** BEGIN **

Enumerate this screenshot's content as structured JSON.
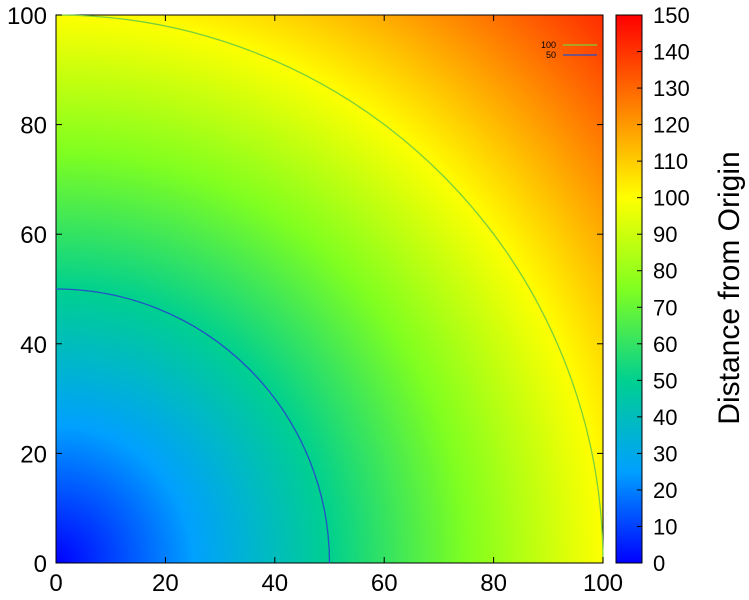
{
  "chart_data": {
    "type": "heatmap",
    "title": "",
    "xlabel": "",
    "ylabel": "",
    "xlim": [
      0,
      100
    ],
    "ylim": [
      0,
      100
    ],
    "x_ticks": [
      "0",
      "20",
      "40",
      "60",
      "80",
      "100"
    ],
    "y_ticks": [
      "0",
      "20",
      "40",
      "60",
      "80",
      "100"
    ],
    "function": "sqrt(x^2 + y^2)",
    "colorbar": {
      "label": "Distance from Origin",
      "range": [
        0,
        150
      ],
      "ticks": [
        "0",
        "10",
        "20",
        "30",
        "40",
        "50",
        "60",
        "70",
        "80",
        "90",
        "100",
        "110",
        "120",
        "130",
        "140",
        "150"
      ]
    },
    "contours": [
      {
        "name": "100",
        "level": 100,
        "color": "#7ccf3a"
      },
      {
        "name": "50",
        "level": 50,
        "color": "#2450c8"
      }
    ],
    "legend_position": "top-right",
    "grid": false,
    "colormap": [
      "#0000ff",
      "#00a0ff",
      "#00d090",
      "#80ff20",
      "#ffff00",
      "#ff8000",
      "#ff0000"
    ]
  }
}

** END **

__Task__
Restate the records word for word, omitting images.

__Task solution__
Enumerate this screenshot's content as structured JSON.
{
  "chart_data": {
    "type": "heatmap",
    "title": "",
    "xlabel": "",
    "ylabel": "",
    "xlim": [
      0,
      100
    ],
    "ylim": [
      0,
      100
    ],
    "x_ticks": [
      "0",
      "20",
      "40",
      "60",
      "80",
      "100"
    ],
    "y_ticks": [
      "0",
      "20",
      "40",
      "60",
      "80",
      "100"
    ],
    "function": "sqrt(x^2 + y^2)",
    "colorbar": {
      "label": "Distance from Origin",
      "range": [
        0,
        150
      ],
      "ticks": [
        "0",
        "10",
        "20",
        "30",
        "40",
        "50",
        "60",
        "70",
        "80",
        "90",
        "100",
        "110",
        "120",
        "130",
        "140",
        "150"
      ]
    },
    "contours": [
      {
        "name": "100",
        "level": 100,
        "color": "#7ccf3a"
      },
      {
        "name": "50",
        "level": 50,
        "color": "#2450c8"
      }
    ],
    "legend_position": "top-right",
    "grid": false,
    "colormap": [
      "#0000ff",
      "#00a0ff",
      "#00d090",
      "#80ff20",
      "#ffff00",
      "#ff8000",
      "#ff0000"
    ]
  }
}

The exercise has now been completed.